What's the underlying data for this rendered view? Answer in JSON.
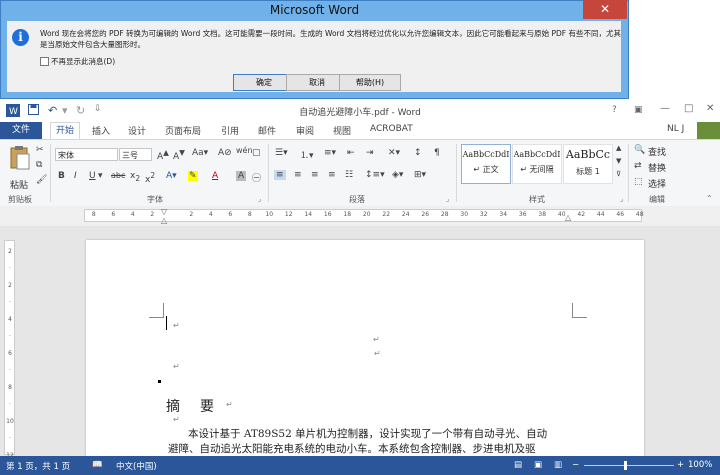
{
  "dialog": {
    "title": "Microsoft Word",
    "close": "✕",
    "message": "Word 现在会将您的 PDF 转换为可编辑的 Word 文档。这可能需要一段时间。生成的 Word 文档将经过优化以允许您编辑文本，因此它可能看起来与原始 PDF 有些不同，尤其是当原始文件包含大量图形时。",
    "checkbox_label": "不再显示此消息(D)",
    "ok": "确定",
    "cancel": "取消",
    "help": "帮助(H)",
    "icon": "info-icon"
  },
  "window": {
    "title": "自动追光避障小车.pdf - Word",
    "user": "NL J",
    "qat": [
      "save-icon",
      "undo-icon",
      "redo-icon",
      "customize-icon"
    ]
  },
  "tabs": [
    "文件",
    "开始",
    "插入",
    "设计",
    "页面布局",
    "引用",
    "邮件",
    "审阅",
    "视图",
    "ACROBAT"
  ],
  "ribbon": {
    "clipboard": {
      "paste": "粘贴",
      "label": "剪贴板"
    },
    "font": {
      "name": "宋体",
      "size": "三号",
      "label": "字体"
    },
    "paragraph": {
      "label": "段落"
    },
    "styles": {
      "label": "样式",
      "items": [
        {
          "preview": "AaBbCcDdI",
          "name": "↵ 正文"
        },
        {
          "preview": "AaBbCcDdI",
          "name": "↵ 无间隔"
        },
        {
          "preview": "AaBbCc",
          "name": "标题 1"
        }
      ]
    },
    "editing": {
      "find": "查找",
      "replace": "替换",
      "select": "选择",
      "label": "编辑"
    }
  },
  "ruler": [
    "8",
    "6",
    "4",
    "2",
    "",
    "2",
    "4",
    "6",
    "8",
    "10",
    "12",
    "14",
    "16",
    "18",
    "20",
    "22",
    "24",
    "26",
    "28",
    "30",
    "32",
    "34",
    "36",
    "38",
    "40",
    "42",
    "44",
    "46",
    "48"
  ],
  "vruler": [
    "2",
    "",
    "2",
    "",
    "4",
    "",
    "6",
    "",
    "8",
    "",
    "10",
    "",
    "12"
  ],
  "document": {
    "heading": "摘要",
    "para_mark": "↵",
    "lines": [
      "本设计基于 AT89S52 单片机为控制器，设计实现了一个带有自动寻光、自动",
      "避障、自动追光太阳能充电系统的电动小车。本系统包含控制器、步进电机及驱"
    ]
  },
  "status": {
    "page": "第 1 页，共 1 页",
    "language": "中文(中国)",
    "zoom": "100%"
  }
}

---

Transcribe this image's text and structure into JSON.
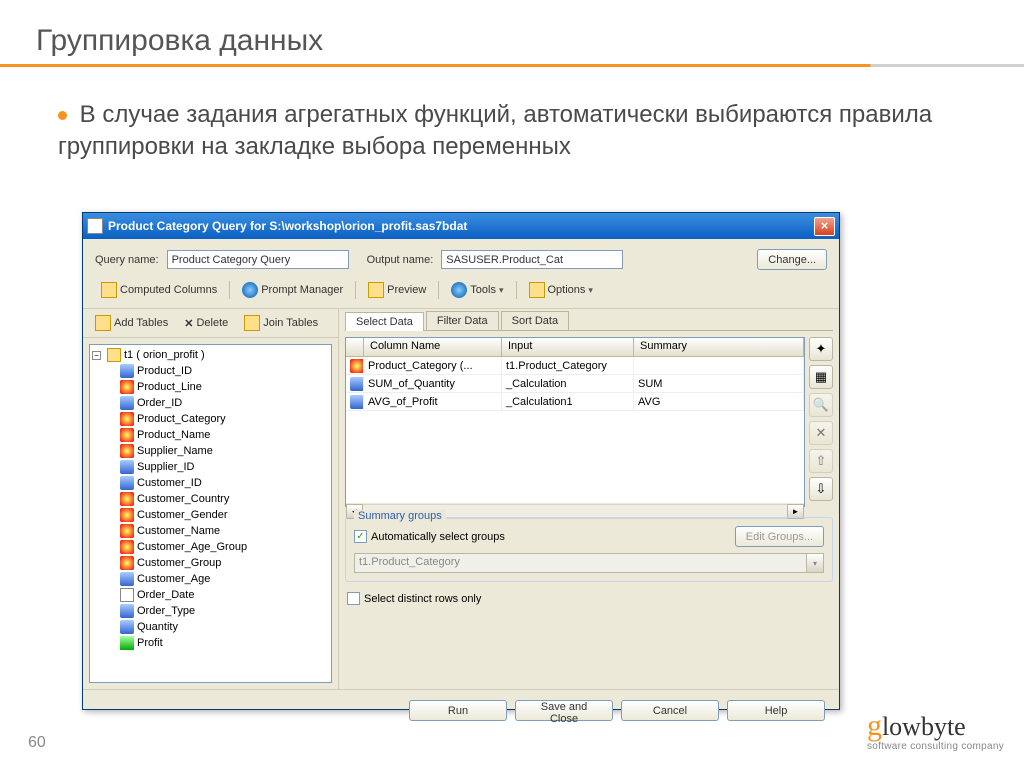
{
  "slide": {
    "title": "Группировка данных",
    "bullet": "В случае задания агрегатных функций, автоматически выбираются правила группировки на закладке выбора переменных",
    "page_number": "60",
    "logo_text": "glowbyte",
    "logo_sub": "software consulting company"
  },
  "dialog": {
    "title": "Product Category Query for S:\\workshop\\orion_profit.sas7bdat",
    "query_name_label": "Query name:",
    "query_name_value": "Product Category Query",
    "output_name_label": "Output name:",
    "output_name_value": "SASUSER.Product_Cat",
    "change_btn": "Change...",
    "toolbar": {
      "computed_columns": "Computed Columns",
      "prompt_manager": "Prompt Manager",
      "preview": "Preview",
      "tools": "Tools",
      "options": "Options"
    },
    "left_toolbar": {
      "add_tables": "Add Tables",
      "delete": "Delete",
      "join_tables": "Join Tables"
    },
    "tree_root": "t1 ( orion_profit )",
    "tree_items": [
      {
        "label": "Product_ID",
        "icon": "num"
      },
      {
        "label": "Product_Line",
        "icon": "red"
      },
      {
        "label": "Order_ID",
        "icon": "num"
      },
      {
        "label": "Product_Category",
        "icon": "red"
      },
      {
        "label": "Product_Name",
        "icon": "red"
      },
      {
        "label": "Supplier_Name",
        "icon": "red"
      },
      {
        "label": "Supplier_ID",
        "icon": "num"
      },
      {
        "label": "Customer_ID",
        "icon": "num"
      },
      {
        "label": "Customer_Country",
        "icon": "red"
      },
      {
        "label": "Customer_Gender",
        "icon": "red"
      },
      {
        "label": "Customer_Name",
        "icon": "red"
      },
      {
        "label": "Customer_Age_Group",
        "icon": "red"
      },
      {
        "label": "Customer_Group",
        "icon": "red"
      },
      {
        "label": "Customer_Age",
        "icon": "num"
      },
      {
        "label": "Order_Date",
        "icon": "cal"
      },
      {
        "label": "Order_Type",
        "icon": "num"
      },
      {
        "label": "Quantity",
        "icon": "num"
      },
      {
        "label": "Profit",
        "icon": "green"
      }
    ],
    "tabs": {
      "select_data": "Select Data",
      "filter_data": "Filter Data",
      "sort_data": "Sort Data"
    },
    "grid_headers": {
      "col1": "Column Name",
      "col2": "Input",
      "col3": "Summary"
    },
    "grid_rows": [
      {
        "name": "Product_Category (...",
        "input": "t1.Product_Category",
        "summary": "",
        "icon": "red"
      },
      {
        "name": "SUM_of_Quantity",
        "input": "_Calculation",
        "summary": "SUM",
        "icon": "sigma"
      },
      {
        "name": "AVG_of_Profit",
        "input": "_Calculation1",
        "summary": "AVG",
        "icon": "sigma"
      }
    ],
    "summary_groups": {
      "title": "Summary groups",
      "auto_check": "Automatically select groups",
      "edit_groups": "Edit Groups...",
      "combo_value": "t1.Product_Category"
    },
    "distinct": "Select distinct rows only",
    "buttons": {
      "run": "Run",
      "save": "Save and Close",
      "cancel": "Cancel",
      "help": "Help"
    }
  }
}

---

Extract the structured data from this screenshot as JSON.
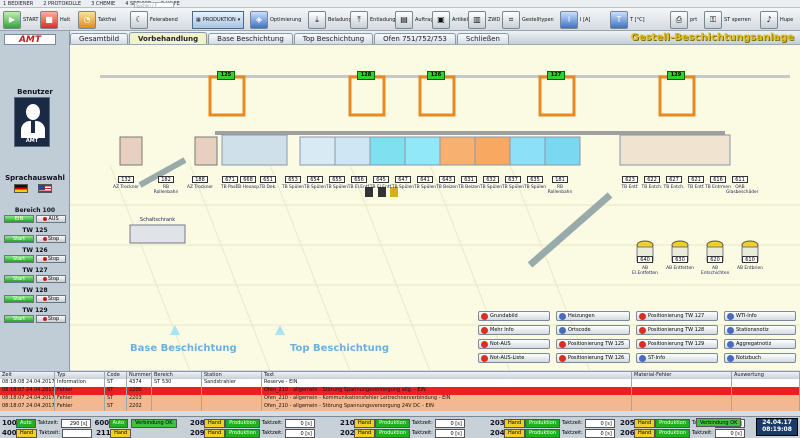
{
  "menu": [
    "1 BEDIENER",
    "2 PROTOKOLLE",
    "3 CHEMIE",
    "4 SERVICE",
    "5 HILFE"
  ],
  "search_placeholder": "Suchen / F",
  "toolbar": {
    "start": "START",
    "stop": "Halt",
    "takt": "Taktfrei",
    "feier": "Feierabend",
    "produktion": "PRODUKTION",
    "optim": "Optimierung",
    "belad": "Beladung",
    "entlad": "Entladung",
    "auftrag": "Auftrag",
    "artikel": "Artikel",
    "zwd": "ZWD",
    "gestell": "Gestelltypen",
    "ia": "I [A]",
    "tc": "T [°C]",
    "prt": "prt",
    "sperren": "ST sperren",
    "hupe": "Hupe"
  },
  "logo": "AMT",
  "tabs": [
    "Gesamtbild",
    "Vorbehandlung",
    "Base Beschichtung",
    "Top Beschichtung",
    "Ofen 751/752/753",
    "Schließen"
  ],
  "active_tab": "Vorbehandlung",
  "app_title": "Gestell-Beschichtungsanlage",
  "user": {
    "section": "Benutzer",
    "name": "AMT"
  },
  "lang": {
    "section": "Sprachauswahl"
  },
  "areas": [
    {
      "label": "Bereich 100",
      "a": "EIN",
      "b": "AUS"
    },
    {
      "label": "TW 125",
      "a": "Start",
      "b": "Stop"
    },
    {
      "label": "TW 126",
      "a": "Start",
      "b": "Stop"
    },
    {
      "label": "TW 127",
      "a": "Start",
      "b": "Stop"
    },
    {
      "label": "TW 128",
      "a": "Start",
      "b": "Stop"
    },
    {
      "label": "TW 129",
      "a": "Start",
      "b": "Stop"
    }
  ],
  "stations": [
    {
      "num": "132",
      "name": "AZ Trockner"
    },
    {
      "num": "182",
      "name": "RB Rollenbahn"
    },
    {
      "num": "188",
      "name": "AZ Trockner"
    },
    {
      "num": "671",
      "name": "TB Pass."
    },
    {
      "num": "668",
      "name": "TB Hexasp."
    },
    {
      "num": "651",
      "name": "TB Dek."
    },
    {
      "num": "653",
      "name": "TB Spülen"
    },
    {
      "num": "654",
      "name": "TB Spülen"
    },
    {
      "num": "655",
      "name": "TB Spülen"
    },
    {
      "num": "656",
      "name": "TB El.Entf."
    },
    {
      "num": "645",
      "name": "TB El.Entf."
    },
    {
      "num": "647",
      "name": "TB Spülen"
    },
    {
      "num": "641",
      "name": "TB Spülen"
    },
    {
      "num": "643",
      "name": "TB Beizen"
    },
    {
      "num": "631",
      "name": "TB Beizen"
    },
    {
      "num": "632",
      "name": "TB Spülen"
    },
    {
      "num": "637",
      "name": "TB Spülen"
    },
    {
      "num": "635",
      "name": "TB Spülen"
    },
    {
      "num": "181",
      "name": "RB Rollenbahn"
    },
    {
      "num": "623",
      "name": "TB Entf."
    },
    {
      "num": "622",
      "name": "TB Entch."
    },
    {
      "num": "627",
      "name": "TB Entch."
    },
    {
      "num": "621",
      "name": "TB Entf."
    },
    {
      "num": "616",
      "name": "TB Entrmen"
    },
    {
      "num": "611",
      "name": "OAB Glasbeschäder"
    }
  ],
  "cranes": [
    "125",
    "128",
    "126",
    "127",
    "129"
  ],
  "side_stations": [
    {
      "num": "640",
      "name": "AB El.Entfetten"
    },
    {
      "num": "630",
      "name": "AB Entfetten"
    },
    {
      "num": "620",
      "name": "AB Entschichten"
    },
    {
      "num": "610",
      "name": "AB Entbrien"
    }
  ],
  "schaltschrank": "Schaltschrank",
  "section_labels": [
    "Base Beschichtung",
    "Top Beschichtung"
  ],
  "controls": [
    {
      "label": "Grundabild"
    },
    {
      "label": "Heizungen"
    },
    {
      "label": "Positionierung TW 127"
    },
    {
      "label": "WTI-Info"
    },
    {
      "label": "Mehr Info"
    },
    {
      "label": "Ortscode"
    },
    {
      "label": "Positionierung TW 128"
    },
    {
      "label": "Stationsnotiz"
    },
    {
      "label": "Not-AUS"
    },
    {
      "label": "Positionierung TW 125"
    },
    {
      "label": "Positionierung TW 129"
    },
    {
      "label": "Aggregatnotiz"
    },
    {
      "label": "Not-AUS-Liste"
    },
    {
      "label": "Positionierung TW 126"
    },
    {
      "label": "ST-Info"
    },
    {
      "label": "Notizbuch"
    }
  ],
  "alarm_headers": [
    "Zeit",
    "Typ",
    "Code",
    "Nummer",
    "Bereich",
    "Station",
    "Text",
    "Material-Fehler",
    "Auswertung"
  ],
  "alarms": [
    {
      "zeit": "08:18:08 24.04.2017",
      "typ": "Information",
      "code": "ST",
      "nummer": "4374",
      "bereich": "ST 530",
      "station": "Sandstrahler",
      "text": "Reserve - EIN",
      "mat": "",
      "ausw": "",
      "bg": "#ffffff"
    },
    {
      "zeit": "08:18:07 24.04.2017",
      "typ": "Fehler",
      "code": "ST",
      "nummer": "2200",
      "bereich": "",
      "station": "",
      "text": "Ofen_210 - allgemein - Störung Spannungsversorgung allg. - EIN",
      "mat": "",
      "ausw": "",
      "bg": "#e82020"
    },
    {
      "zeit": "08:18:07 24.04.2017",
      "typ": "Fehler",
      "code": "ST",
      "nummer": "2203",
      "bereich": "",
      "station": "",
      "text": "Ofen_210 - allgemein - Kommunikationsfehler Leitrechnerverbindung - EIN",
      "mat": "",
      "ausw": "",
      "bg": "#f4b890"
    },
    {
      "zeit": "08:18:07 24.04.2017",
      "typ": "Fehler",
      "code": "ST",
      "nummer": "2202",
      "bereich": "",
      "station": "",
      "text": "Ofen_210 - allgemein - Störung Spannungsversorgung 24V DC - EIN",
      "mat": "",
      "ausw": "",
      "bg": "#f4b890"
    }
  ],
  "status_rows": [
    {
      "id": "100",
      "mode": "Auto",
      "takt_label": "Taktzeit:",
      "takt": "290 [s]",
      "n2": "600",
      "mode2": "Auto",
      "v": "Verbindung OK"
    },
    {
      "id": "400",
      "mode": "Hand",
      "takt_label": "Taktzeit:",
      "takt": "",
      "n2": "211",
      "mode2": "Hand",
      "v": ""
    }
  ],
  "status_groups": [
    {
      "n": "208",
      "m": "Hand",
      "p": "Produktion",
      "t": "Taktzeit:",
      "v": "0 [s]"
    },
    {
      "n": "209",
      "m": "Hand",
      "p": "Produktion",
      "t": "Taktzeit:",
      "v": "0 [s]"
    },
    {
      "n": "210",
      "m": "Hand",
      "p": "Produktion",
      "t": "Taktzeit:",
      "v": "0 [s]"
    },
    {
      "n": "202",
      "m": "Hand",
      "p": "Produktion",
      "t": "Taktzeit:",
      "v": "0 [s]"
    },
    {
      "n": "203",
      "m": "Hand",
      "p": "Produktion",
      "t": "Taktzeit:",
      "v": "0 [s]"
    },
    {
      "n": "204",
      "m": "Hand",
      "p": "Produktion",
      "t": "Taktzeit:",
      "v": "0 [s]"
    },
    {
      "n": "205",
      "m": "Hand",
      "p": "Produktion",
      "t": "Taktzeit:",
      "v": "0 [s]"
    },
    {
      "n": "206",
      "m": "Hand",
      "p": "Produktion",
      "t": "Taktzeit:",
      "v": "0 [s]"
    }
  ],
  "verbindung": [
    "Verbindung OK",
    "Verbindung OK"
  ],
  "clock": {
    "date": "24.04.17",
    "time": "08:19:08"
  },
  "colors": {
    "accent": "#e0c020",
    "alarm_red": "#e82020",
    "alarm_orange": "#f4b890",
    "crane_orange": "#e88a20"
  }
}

● **REQUEST**:
Using the listing above, pick out each line that contains the word "JSON", then copy it.

● **SOLUTION FOR THIS TASK**:
What's the underlying data for this rendered view? Answer in JSON.
Transcribe this image's text and structure into JSON.
Extract the structured data from this screenshot as JSON.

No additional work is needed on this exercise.